▶ [WHAT YOU HAVE TO DO] With the pictures left out, copy the listing below exactly.

▶ [AVAILABLE DATA]

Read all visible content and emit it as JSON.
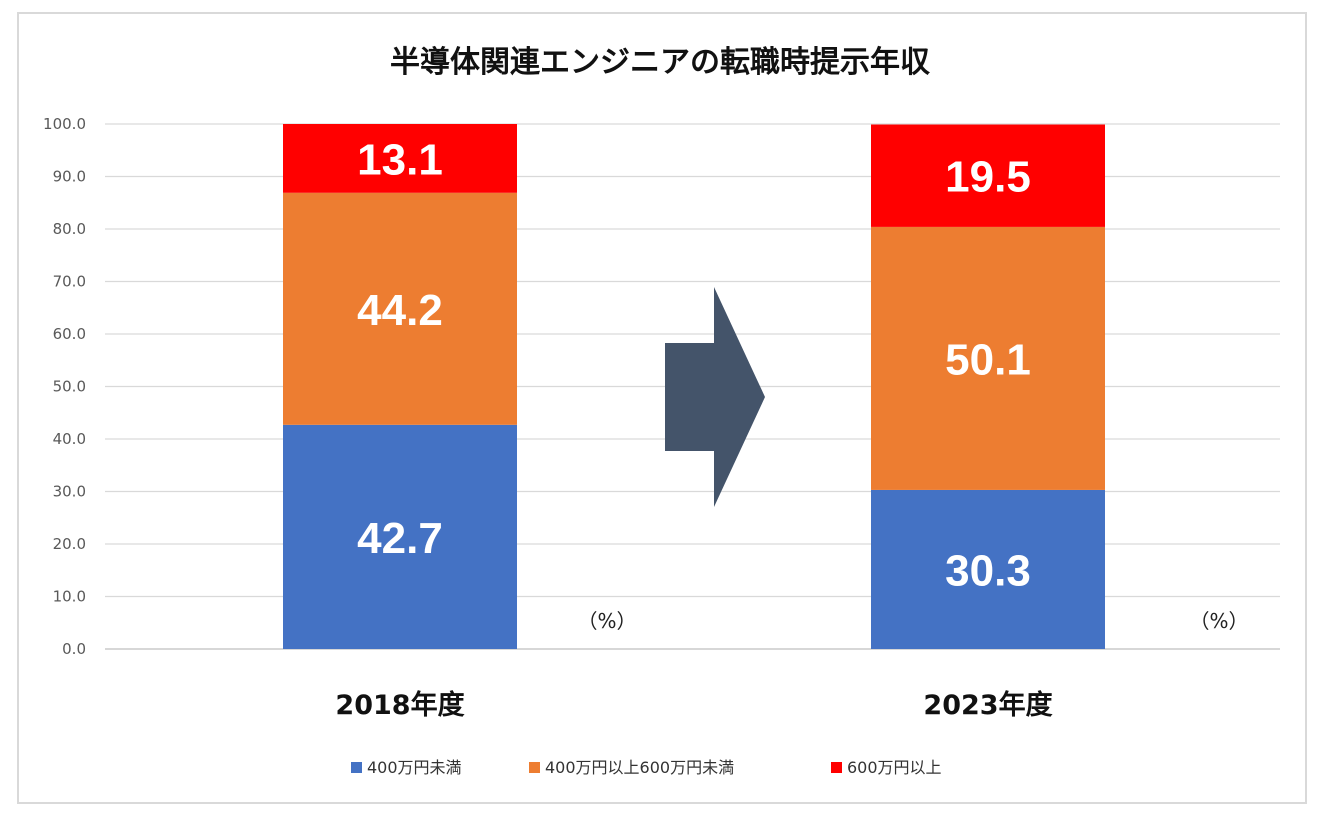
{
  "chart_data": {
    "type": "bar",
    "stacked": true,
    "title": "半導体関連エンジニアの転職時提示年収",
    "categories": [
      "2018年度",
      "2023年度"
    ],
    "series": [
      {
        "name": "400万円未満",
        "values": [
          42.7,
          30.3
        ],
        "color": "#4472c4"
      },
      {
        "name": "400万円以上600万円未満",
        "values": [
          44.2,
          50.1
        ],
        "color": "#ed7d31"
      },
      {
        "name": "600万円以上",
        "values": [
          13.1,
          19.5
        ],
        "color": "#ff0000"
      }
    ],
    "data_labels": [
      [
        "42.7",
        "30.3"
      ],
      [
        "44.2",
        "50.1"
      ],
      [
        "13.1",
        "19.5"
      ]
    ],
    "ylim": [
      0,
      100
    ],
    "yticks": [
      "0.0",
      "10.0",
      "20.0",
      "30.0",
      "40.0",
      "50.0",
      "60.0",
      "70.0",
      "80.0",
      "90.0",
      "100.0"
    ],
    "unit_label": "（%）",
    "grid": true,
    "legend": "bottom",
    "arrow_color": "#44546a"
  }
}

▶ [FULL ANSWER]
Read all visible content and emit it as JSON.
{
  "chart_data": {
    "type": "bar",
    "stacked": true,
    "title": "半導体関連エンジニアの転職時提示年収",
    "categories": [
      "2018年度",
      "2023年度"
    ],
    "series": [
      {
        "name": "400万円未満",
        "values": [
          42.7,
          30.3
        ],
        "color": "#4472c4"
      },
      {
        "name": "400万円以上600万円未満",
        "values": [
          44.2,
          50.1
        ],
        "color": "#ed7d31"
      },
      {
        "name": "600万円以上",
        "values": [
          13.1,
          19.5
        ],
        "color": "#ff0000"
      }
    ],
    "data_labels": [
      [
        "42.7",
        "30.3"
      ],
      [
        "44.2",
        "50.1"
      ],
      [
        "13.1",
        "19.5"
      ]
    ],
    "ylim": [
      0,
      100
    ],
    "yticks": [
      "0.0",
      "10.0",
      "20.0",
      "30.0",
      "40.0",
      "50.0",
      "60.0",
      "70.0",
      "80.0",
      "90.0",
      "100.0"
    ],
    "unit_label": "（%）",
    "grid": true,
    "legend": "bottom",
    "arrow_color": "#44546a"
  }
}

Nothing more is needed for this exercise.